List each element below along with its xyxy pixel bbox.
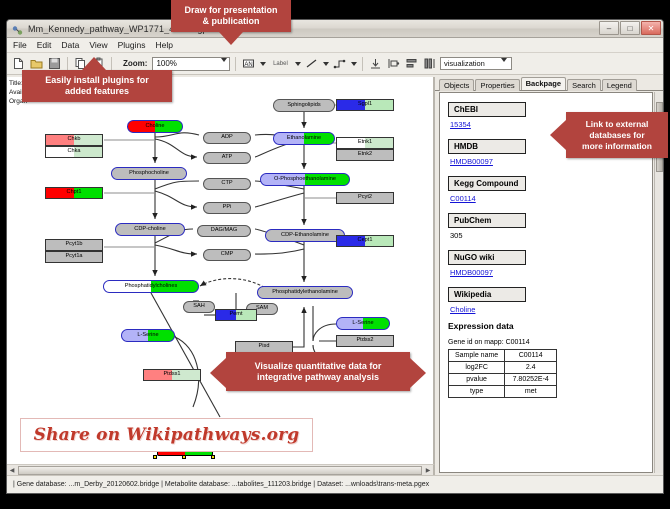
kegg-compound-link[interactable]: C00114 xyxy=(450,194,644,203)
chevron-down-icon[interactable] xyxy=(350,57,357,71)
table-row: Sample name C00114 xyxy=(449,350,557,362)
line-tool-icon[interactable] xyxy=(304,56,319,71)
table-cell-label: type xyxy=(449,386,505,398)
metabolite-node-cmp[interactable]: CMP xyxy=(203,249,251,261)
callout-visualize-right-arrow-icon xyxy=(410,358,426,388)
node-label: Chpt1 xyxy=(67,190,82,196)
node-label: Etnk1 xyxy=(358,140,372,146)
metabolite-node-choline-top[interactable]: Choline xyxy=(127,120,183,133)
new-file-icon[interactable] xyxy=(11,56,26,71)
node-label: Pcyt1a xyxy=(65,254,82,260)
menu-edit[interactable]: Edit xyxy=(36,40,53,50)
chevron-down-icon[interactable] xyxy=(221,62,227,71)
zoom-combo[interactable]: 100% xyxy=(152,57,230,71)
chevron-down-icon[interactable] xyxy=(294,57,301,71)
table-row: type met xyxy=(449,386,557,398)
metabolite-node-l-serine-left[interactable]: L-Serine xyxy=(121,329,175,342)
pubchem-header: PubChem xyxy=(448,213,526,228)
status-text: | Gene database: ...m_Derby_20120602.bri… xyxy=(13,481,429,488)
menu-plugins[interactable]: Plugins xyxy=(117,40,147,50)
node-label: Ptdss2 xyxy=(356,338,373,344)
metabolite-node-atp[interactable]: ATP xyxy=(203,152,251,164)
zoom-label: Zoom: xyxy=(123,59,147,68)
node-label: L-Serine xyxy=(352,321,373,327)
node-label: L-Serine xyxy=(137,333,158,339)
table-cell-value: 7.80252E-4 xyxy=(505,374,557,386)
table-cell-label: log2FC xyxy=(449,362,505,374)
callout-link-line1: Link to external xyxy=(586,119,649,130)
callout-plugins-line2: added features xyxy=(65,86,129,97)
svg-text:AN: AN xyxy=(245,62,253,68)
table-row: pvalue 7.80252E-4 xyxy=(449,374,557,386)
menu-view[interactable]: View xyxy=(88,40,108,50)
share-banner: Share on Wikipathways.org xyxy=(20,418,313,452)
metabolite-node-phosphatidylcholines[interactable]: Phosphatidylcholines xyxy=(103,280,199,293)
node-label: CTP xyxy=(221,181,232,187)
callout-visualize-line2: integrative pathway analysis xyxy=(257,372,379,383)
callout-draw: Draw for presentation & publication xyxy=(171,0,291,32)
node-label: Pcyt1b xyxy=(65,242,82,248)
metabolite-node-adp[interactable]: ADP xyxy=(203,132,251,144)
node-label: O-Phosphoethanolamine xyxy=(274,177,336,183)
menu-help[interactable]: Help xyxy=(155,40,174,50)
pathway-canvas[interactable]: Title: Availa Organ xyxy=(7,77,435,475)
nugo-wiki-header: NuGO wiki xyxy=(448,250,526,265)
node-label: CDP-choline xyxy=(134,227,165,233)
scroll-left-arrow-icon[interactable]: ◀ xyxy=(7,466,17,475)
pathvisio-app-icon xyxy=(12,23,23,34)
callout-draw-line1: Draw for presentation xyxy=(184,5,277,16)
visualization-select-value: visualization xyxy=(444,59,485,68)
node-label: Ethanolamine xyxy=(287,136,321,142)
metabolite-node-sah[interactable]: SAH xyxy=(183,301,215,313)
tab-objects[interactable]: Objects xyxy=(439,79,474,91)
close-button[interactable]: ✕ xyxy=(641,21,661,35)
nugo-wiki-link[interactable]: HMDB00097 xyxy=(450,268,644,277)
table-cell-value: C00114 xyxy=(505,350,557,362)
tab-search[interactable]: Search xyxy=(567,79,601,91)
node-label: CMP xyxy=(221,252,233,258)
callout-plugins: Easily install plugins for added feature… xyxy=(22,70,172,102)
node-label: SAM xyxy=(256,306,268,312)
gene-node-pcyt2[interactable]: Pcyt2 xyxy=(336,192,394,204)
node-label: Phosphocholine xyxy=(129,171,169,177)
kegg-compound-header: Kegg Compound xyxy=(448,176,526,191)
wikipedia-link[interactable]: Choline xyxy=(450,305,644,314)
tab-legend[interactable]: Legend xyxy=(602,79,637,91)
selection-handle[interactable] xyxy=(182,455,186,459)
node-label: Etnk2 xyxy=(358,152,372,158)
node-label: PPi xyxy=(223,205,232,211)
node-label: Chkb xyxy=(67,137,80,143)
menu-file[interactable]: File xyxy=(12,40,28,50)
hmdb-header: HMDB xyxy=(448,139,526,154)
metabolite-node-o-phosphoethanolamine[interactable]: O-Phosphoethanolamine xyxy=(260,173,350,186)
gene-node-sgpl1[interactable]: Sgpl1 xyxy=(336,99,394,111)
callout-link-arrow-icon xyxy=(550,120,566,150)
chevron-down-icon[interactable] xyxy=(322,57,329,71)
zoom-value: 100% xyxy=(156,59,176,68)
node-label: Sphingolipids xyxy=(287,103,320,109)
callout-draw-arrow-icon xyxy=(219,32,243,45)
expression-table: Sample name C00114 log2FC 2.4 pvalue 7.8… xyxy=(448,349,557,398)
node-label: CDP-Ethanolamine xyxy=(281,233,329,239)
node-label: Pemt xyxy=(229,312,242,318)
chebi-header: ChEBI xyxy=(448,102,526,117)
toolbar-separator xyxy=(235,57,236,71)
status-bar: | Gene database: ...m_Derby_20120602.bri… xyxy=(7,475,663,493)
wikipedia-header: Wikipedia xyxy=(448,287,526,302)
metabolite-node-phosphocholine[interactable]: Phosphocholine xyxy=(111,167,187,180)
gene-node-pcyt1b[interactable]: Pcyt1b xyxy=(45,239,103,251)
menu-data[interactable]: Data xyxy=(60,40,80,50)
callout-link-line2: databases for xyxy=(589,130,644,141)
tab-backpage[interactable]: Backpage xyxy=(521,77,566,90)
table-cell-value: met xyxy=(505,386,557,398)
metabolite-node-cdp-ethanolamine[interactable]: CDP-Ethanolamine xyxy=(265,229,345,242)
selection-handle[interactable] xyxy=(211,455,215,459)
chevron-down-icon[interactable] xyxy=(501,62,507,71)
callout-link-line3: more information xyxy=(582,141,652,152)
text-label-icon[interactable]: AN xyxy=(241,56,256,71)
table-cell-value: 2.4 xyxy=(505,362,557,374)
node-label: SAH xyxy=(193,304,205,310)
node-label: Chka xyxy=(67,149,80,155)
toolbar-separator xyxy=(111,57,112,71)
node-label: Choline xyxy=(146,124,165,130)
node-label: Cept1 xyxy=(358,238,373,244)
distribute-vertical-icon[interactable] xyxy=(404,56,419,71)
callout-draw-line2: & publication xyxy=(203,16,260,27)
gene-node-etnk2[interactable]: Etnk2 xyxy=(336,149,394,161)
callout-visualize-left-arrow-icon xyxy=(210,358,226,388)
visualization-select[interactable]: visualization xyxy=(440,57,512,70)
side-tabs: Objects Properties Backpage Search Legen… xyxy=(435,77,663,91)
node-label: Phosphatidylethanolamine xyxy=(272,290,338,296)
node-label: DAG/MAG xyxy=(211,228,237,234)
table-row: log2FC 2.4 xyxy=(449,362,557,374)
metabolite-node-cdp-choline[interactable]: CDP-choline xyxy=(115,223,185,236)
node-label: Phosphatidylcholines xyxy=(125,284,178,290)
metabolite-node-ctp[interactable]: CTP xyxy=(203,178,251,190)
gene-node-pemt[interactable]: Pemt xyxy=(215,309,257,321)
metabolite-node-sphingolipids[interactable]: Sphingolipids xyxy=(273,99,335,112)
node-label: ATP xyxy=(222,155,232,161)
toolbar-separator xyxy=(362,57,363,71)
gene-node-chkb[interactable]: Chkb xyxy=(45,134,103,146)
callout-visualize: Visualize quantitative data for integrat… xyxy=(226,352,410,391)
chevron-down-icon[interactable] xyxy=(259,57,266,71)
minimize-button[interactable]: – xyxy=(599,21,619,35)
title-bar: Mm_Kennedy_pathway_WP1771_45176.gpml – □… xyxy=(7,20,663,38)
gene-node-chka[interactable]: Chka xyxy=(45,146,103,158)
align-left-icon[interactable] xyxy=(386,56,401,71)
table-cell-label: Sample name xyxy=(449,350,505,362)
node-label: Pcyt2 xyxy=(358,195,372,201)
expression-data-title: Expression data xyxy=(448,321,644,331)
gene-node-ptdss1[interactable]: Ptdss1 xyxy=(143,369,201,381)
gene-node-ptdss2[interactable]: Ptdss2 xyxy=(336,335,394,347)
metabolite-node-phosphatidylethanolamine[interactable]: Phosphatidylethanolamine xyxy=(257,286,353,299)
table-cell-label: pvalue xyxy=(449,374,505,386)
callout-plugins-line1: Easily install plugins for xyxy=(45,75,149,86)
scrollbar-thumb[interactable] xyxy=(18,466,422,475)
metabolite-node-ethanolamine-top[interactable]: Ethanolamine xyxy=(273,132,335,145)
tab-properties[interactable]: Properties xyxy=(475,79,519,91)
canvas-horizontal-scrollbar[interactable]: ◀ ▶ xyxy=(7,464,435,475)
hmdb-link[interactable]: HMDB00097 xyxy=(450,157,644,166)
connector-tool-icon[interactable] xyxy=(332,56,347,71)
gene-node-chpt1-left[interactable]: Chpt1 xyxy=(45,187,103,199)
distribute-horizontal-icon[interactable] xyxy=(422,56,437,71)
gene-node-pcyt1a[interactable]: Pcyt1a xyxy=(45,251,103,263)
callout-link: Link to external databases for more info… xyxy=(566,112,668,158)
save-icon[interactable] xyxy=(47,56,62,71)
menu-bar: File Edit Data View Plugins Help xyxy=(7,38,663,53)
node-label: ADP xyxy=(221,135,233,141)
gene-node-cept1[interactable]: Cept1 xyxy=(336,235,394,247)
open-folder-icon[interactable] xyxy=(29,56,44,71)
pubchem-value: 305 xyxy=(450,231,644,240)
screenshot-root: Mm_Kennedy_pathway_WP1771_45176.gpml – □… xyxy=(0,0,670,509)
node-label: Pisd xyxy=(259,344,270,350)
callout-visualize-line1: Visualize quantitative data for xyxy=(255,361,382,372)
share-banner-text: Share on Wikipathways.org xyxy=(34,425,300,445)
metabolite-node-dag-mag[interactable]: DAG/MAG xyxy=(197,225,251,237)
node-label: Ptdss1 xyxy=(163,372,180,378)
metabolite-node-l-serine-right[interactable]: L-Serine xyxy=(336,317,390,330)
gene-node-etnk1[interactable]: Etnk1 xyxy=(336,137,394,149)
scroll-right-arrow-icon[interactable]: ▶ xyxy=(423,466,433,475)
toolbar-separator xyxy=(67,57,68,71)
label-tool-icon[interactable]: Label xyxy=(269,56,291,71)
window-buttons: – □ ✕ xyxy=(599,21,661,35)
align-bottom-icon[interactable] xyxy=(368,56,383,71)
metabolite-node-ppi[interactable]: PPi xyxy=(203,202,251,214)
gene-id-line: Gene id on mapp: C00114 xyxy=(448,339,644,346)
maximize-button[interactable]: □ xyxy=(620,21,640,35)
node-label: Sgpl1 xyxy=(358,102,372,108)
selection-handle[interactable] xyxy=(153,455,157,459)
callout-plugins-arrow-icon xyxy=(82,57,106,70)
--
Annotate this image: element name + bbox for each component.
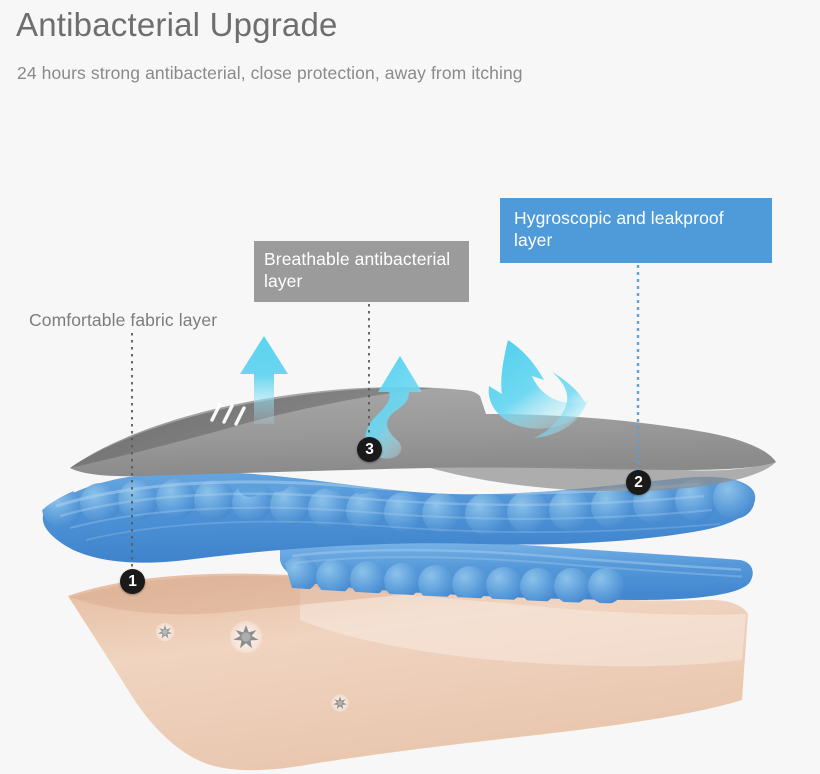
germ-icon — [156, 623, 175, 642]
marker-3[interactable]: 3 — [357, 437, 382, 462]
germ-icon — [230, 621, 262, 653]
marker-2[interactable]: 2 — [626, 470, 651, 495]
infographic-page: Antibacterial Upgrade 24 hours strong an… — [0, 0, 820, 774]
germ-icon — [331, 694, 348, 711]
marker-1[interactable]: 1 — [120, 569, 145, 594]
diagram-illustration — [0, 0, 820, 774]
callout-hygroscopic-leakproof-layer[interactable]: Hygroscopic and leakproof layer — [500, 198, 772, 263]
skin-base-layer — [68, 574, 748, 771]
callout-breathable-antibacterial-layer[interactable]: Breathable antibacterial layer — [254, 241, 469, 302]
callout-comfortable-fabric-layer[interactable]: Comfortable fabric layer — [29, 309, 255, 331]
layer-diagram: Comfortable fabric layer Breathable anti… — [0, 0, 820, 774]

## PROMPT
Each line of the listing that contains the word "bbox" must be copied.

## PROBLEM SOLUTION
List each element below along with its xyxy pixel bbox.
Annotate this image: element name + bbox for each component.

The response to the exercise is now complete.